STATED PROBLEM | Wherever "JSON" appears in a line, list that line.

╔══

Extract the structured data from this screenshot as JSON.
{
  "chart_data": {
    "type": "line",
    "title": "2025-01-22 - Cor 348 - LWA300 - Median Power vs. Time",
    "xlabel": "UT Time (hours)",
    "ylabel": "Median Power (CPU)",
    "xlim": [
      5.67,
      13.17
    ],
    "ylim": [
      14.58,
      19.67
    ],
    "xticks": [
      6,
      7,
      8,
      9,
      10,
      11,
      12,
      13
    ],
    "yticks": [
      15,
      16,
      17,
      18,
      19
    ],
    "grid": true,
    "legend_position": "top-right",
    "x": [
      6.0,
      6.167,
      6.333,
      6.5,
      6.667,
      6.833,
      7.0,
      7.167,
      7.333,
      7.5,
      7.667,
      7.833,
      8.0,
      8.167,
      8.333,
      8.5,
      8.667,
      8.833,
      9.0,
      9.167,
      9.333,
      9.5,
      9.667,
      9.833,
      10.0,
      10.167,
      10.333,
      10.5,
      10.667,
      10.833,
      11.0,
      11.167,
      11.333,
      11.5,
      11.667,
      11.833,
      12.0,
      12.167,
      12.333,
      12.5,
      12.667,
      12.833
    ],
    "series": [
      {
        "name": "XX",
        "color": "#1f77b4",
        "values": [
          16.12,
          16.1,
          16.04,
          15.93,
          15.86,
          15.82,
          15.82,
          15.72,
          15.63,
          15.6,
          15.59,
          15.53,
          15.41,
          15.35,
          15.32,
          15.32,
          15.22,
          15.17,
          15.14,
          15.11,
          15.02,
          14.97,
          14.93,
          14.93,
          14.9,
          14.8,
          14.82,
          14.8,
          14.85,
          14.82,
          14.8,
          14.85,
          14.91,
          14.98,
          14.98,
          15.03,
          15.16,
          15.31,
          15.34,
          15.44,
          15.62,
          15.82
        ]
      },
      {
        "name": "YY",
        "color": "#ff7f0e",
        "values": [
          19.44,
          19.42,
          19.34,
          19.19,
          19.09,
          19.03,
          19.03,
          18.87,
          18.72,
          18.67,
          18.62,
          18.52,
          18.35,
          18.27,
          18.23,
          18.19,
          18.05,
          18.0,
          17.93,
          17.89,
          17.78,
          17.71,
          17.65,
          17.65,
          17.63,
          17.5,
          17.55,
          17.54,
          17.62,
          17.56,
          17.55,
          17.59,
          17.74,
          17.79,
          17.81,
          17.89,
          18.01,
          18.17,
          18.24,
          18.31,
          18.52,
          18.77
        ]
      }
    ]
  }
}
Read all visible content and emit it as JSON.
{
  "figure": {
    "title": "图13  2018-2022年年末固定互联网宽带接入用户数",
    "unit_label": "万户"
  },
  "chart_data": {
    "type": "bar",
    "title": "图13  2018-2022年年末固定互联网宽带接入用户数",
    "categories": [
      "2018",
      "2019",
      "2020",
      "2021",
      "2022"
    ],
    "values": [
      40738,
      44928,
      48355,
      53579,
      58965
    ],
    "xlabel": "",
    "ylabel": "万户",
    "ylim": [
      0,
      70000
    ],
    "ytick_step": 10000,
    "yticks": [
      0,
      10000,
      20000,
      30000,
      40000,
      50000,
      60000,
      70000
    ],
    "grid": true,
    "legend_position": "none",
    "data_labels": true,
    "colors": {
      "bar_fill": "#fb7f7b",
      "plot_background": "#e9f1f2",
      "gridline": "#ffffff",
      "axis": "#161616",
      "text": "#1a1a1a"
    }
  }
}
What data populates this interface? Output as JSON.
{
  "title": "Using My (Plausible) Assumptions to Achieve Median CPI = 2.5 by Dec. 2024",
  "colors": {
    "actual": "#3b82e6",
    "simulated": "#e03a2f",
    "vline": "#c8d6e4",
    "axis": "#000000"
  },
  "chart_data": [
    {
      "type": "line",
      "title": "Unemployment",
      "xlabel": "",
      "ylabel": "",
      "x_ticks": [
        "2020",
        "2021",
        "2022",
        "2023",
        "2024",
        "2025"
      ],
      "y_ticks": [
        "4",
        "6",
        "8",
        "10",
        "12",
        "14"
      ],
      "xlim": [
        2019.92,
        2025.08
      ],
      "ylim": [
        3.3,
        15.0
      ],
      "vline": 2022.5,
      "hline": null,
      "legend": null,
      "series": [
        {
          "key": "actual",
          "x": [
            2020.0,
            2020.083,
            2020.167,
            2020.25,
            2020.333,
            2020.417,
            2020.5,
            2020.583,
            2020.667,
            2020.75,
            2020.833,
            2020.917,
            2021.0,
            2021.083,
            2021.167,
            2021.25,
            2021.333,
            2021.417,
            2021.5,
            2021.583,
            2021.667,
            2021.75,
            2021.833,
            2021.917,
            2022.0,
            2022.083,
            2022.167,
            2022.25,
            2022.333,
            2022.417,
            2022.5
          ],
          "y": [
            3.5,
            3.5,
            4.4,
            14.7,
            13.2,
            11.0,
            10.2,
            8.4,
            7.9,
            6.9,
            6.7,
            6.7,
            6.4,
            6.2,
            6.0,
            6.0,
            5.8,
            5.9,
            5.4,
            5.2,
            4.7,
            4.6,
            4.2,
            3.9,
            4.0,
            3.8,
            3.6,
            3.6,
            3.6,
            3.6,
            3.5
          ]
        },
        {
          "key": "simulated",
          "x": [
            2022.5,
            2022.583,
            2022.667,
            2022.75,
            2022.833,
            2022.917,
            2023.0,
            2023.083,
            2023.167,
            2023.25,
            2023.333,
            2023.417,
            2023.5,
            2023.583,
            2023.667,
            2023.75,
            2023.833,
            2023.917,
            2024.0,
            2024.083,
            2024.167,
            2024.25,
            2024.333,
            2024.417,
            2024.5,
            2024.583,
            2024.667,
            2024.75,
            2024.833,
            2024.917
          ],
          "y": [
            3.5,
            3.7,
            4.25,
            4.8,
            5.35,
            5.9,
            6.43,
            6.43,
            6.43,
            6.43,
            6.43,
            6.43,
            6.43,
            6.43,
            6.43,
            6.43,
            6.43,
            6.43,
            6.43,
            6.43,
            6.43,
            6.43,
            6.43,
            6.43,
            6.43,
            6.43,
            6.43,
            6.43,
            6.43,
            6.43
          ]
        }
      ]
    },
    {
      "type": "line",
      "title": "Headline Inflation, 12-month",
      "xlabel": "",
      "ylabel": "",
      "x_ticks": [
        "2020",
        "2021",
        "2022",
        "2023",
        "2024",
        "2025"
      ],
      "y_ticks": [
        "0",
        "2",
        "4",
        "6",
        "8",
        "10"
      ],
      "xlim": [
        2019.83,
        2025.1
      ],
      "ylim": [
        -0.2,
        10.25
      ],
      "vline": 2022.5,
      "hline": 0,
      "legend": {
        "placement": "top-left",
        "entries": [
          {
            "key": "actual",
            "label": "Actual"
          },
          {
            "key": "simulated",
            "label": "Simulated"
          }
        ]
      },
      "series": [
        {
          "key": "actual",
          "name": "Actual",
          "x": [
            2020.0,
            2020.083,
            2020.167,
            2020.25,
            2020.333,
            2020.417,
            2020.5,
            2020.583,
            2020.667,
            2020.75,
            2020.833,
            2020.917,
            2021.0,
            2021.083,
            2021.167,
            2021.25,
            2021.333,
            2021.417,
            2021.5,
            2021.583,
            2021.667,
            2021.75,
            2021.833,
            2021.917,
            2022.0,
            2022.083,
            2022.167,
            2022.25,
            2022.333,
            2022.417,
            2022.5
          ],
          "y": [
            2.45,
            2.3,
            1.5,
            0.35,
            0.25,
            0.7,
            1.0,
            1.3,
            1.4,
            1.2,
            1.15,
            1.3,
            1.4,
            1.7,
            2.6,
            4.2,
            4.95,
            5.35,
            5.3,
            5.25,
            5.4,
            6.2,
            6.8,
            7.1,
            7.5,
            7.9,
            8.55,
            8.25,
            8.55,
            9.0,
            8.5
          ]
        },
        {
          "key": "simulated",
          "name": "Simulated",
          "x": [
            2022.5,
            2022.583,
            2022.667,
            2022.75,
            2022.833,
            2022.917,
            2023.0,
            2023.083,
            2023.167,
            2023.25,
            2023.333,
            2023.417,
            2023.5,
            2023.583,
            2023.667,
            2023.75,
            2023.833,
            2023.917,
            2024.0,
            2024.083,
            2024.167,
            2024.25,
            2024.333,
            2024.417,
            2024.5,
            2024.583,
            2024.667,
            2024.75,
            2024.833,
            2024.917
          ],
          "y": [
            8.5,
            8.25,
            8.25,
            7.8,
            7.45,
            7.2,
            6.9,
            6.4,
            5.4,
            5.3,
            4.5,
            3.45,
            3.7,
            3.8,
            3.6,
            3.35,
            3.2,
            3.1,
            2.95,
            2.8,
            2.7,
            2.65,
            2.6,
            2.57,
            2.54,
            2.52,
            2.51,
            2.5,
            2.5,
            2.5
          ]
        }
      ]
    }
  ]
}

╚══

ANSWER TO THIS EXERCISE |
Extract the structured data from this screenshot as JSON.
Read all visible content and emit it as JSON.
What data populates this interface? Output as JSON.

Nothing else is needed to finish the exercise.